## AIM OF THE EXERCISE
Carry on the article about Ann Arbor's Dancing in the Streets festival, picking up after its final sentence.
━━ QUOTED TEXT
AnnArbor.com file photo

What began as a successful attempt at a Guinness World Record for the longest contra line dance, 15 years ago, has become one of Ann Arbor’s favorite late-summer events.

Dancing in the Streets, an annual one-day festival of traditional music and dance, returns the afternoon of Sunday, Sept. 2, on parts of Main Street and Washington Street. You are invited to dance smack dab in the middle of downtown Ann Arbor.

Four different areas featuring dance groups and musical performances cover a wide variety of traditional forms—international, concert, swing, and Anglo-American—will stretch down Main Street, between Liberty and Huron, and down parts of Washington. Local dance instructors will be teaching lessons throughout the event. Dancing is more than strongly encouraged. Participation is the point.

“It’s a true community event for Ann Arbor where participation is key,” says Peter Baker, a founding lead organizer on the event and member of the Ann Arbor Community of Traditional Music and Dance, the non-profit membership organization that hosts the event.

“Our focus or mission is to provide opportunities for people to participate in all genres of dance, whether that’s swing, international, American, concert music,” he says. For him, it is all about “bringing the community together in joy.”
━━━━
━━ RECORD EXCERPTS
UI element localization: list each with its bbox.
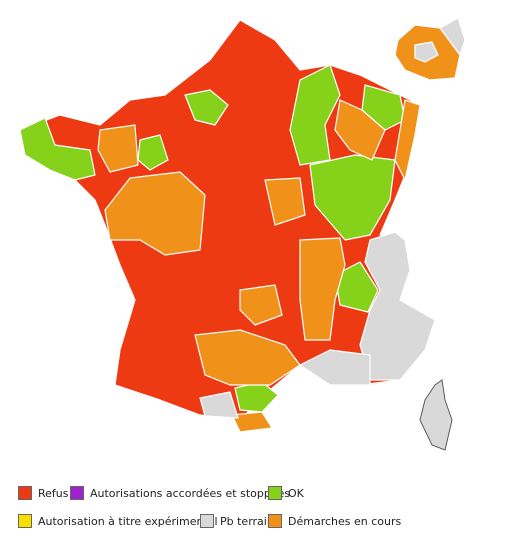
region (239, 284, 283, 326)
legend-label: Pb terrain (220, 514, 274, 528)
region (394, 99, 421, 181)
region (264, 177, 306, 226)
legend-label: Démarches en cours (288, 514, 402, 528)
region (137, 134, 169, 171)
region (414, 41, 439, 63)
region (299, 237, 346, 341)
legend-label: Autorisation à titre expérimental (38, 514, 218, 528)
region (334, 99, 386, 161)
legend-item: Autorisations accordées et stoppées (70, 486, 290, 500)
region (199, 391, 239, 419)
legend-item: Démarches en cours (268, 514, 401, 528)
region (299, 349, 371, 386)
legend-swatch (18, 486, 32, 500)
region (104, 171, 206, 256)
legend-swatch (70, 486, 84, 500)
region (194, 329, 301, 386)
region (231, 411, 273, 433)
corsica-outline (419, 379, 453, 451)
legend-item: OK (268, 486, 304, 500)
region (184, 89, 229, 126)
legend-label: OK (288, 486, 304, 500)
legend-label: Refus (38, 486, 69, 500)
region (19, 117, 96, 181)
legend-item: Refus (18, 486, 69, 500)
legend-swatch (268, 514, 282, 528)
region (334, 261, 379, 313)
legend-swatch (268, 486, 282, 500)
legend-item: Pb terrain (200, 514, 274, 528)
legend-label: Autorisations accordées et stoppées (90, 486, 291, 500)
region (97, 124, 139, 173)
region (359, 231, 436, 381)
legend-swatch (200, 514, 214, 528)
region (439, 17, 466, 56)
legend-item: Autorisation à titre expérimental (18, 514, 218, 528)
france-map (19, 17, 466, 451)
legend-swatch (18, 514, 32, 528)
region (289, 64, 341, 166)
━━━━
━━ RECORD EXCERPTS
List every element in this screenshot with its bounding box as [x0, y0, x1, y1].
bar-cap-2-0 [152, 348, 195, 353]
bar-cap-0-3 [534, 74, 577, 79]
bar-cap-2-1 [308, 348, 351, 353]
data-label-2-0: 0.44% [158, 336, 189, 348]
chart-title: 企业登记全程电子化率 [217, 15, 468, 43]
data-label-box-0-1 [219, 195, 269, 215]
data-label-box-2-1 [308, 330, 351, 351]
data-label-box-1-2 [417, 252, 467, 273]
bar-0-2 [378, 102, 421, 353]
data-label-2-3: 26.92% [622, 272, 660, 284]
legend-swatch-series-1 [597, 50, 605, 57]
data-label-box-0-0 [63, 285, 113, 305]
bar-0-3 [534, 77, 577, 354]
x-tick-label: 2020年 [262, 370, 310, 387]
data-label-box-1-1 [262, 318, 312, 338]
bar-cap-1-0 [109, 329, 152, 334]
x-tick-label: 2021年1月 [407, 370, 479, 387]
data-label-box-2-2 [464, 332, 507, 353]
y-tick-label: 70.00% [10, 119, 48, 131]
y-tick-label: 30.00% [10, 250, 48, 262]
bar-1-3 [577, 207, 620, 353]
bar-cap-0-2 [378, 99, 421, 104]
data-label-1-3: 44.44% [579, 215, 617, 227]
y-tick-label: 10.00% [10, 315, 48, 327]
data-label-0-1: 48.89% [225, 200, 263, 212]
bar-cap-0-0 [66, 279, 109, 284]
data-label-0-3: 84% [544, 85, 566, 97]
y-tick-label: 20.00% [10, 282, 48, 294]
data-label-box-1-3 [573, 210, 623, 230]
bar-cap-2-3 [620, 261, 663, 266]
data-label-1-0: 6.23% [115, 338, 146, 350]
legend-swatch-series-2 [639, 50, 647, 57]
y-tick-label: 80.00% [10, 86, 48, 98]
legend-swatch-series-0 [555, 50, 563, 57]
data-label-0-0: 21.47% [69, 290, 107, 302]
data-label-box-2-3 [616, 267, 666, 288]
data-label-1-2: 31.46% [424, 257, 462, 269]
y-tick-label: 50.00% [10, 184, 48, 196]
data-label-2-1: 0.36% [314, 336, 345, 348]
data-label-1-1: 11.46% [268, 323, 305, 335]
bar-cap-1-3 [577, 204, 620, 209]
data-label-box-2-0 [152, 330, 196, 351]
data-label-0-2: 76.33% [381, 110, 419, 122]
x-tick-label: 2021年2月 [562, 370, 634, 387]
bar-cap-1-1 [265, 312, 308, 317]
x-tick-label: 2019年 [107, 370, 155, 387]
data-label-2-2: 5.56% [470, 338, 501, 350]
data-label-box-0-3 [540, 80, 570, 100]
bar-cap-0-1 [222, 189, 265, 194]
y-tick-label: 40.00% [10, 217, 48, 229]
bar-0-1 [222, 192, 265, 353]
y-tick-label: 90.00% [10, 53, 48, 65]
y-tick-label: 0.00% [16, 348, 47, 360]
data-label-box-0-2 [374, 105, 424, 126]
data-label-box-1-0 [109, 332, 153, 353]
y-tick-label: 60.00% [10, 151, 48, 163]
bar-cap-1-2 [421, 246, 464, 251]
━━━━
━━ RECORD EXCERPTS
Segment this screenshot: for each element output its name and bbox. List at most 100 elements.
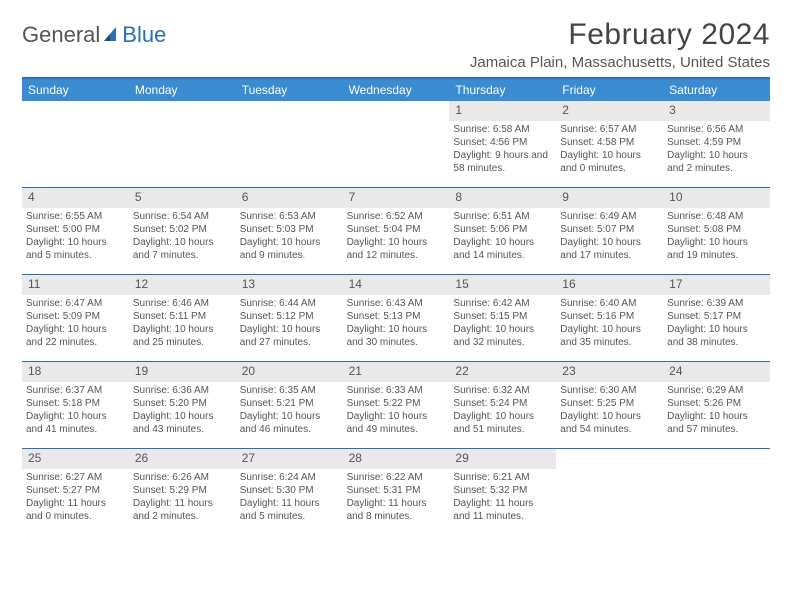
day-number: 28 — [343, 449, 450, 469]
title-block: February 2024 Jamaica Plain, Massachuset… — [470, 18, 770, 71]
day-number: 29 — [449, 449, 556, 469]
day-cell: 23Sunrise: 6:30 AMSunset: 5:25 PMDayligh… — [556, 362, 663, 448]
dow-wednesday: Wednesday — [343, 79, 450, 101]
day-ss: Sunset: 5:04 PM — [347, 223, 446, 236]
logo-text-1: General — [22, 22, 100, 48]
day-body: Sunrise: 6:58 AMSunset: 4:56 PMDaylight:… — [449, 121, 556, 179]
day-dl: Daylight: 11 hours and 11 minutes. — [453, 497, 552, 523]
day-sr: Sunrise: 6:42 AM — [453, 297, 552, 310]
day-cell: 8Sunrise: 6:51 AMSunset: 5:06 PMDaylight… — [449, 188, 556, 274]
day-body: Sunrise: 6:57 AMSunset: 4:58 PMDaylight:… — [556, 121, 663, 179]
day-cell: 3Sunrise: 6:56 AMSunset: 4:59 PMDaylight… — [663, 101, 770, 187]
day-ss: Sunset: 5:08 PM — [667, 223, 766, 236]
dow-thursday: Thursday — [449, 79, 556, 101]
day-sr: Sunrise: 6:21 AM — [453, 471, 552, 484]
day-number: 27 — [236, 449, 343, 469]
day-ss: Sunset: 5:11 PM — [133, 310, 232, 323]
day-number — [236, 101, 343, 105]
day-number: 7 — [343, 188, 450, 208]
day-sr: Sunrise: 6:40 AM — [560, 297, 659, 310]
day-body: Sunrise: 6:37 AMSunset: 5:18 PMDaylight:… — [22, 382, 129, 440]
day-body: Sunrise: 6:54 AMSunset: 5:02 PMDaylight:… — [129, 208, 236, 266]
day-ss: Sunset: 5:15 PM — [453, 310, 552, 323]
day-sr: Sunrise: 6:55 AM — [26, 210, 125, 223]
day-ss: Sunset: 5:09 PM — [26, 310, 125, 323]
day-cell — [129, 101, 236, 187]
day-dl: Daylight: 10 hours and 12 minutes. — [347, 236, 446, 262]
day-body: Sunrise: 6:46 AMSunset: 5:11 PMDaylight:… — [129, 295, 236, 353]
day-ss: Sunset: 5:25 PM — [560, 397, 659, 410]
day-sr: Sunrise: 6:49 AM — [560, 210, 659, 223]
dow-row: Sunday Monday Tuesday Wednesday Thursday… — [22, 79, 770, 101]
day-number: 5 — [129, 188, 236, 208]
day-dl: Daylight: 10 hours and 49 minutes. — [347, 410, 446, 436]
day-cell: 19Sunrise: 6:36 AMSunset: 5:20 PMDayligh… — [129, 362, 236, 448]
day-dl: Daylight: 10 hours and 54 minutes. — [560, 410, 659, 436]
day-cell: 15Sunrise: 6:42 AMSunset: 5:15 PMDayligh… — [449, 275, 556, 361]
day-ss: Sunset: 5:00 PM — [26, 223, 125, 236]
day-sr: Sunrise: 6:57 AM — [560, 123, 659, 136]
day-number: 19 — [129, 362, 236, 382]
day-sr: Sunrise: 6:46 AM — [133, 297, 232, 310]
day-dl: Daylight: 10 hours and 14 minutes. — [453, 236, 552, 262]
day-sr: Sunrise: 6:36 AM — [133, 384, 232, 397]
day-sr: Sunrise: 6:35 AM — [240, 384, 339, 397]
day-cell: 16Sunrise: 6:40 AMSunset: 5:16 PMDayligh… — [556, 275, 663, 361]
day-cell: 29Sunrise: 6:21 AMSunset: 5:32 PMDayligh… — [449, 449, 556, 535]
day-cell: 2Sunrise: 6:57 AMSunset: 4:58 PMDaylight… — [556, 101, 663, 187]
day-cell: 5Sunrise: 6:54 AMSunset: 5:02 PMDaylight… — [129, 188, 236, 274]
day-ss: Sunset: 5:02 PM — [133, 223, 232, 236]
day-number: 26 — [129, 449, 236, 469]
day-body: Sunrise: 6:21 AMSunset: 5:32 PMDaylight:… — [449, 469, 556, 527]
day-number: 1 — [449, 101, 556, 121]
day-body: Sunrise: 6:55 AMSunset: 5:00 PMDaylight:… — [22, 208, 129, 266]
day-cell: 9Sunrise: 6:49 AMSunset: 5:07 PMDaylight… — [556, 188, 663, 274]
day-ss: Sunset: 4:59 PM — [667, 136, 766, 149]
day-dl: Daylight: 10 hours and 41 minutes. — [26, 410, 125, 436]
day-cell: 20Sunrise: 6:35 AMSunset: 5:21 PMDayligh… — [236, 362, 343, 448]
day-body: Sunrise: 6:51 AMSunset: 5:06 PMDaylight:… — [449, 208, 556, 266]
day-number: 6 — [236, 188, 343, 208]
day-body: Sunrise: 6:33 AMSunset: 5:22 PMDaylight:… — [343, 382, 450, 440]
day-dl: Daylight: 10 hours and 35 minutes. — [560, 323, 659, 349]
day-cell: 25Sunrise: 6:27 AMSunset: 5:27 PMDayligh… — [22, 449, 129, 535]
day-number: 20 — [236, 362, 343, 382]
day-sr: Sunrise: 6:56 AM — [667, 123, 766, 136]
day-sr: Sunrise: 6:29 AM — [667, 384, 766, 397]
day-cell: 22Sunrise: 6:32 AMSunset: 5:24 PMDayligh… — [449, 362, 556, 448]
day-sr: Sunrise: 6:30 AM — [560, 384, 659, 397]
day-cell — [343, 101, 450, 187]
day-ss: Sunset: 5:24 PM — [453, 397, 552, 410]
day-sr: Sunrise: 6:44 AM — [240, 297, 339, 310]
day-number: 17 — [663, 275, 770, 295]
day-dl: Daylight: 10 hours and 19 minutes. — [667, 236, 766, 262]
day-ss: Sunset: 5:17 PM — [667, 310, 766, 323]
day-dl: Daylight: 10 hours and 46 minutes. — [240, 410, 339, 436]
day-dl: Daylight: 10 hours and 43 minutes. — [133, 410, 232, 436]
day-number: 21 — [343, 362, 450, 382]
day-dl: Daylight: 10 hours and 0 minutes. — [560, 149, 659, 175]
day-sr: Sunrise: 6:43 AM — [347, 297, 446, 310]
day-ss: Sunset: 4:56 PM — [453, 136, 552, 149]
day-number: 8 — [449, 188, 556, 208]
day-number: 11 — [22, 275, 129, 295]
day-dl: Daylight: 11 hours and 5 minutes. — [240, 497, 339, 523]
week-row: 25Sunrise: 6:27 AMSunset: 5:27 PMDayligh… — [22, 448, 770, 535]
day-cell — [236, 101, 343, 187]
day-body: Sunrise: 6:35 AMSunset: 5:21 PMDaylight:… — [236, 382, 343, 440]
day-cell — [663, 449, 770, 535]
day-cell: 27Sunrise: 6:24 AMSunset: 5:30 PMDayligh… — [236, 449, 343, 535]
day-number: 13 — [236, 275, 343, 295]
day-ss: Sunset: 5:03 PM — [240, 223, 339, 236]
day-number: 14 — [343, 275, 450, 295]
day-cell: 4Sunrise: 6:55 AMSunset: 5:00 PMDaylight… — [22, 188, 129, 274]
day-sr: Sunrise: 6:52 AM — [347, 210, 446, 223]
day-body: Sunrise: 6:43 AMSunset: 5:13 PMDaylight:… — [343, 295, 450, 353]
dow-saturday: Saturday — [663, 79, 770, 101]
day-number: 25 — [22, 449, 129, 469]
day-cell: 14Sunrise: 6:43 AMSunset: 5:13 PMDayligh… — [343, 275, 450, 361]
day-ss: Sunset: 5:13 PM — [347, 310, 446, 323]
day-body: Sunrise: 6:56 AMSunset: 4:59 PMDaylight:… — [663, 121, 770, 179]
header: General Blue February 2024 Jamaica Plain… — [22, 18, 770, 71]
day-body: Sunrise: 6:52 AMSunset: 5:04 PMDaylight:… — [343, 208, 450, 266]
━━━━
## ANSWER BELOW
Baker also sees it as a premier opportunity “for people to be exposed to traditional music and dance in a way that is different from seeing performers on stage at a concert,” he says. “It’s a more intimate opportunity to interact with a performer than a performer being on stage and you sitting in the audience.”

The family-friendly event will also include activities to keep the kids happy. A craft area will make art supplies available, which the kids can get into any time during the afternoon-long festival. And an “instrument petting zoo” will let kids check out a bunch of different instruments and play around with them in an unstructured environment.

PREVIEW

Dancing in the Streets

As origin stories go, the festival’s is unique. It all started with the world record attempt, a more-than-800-person contra line down seven blocks of Main Street. However, as Baker tells it, there were even more people there.

“The dance had to be 5 minutes long, and all the people had to be counted in those 5 minutes. Tickets were issued to all the dancers,” which gave Guinness the final count, “but there were probably closer to 1,000 people there,” he guesses. So it goes. Guinness lists the current record holder as a Latvian folk group named “Vector” from Riga Technical University, who gathered 2,208 participants in 2008.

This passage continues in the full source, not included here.